**Your objective:**
Extract the records below word for word and ignore the images.

**Stored items:**
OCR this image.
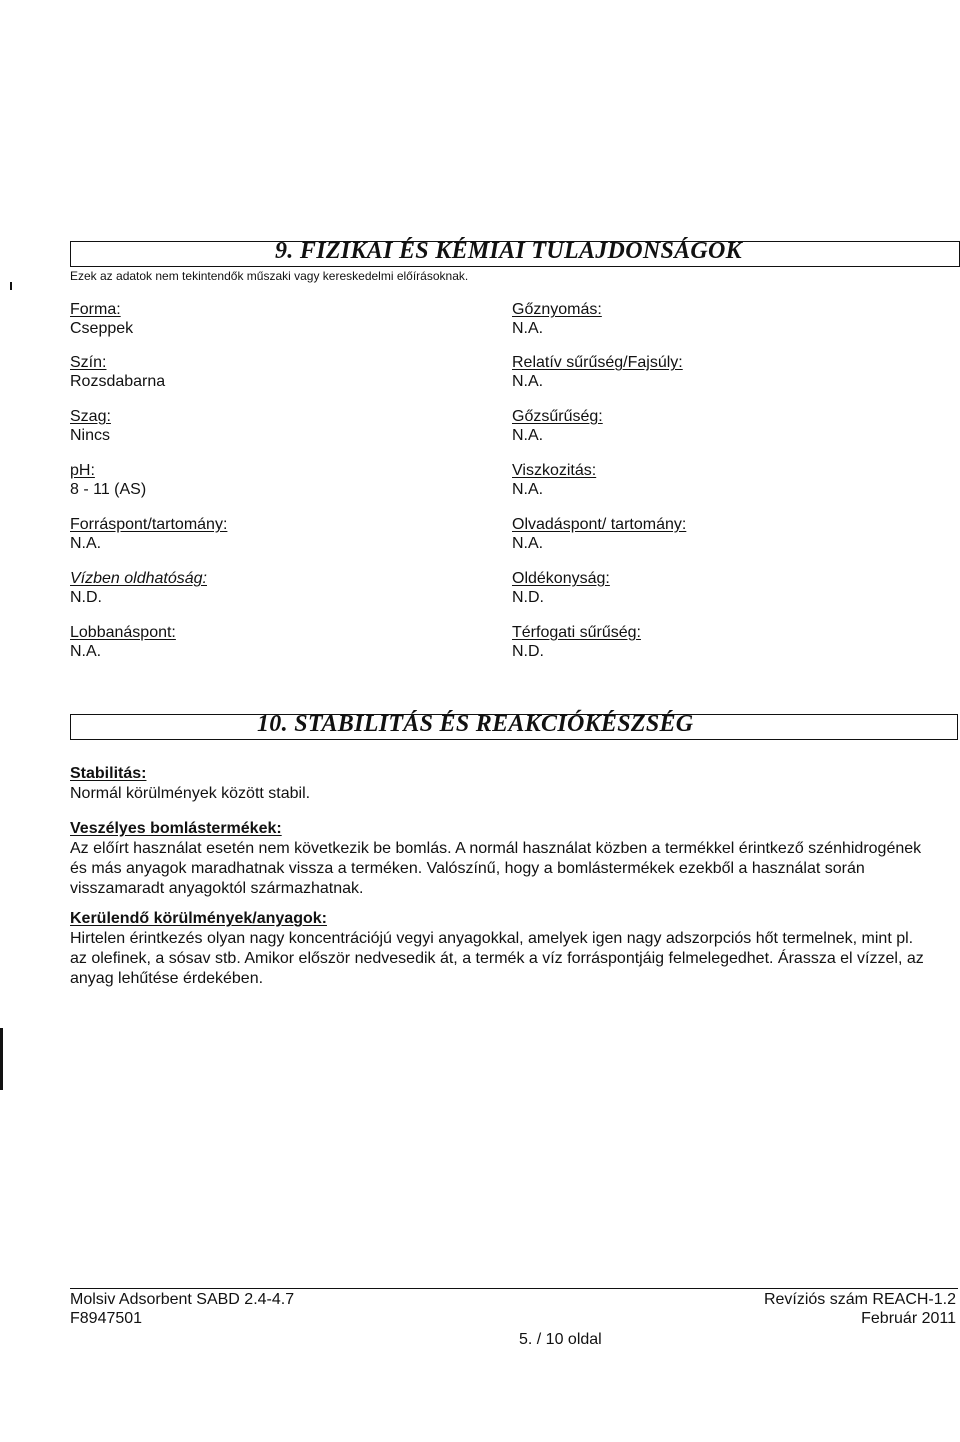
9. FIZIKAI ÉS KÉMIAI TULAJDONSÁGOK
Ezek az adatok nem tekintendők műszaki vagy kereskedelmi előírásoknak.
Forma:
Cseppek
Szín:
Rozsdabarna
Szag:
Nincs
pH:
8 - 11 (AS)
Forráspont/tartomány:
N.A.
Vízben oldhatóság:
N.D.
Lobbanáspont:
N.A.
Gőznyomás:
N.A.
Relatív sűrűség/Fajsúly:
N.A.
Gőzsűrűség:
N.A.
Viszkozitás:
N.A.
Olvadáspont/ tartomány:
N.A.
Oldékonyság:
N.D.
Térfogati sűrűség:
N.D.
10. STABILITÁS ÉS REAKCIÓKÉSZSÉG
Stabilitás:
Normál körülmények között stabil.
Veszélyes bomlástermékek:
Az előírt használat esetén nem következik be bomlás. A normál használat közben a termékkel érintkező szénhidrogének
és más anyagok maradhatnak vissza a terméken. Valószínű, hogy a bomlástermékek ezekből a használat során
visszamaradt anyagoktól származhatnak.
Kerülendő körülmények/anyagok:
Hirtelen érintkezés olyan nagy koncentrációjú vegyi anyagokkal, amelyek igen nagy adszorpciós hőt termelnek, mint pl.
az olefinek, a sósav stb. Amikor először nedvesedik át, a termék a víz forráspontjáig felmelegedhet. Árassza el vízzel, az
anyag lehűtése érdekében.
Molsiv Adsorbent SABD 2.4-4.7
F8947501
Revíziós szám REACH-1.2
Február 2011
5. / 10 oldal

**Full response:**
OCR this image.
9. FIZIKAI ÉS KÉMIAI TULAJDONSÁGOK
Ezek az adatok nem tekintendők műszaki vagy kereskedelmi előírásoknak.
Forma:
Cseppek
Szín:
Rozsdabarna
Szag:
Nincs
pH:
8 - 11 (AS)
Forráspont/tartomány:
N.A.
Vízben oldhatóság:
N.D.
Lobbanáspont:
N.A.
Gőznyomás:
N.A.
Relatív sűrűség/Fajsúly:
N.A.
Gőzsűrűség:
N.A.
Viszkozitás:
N.A.
Olvadáspont/ tartomány:
N.A.
Oldékonyság:
N.D.
Térfogati sűrűség:
N.D.
10. STABILITÁS ÉS REAKCIÓKÉSZSÉG
Stabilitás:
Normál körülmények között stabil.
Veszélyes bomlástermékek:
Az előírt használat esetén nem következik be bomlás. A normál használat közben a termékkel érintkező szénhidrogének
és más anyagok maradhatnak vissza a terméken. Valószínű, hogy a bomlástermékek ezekből a használat során
visszamaradt anyagoktól származhatnak.
Kerülendő körülmények/anyagok:
Hirtelen érintkezés olyan nagy koncentrációjú vegyi anyagokkal, amelyek igen nagy adszorpciós hőt termelnek, mint pl.
az olefinek, a sósav stb. Amikor először nedvesedik át, a termék a víz forráspontjáig felmelegedhet. Árassza el vízzel, az
anyag lehűtése érdekében.
Molsiv Adsorbent SABD 2.4-4.7
F8947501
Revíziós szám REACH-1.2
Február 2011
5. / 10 oldal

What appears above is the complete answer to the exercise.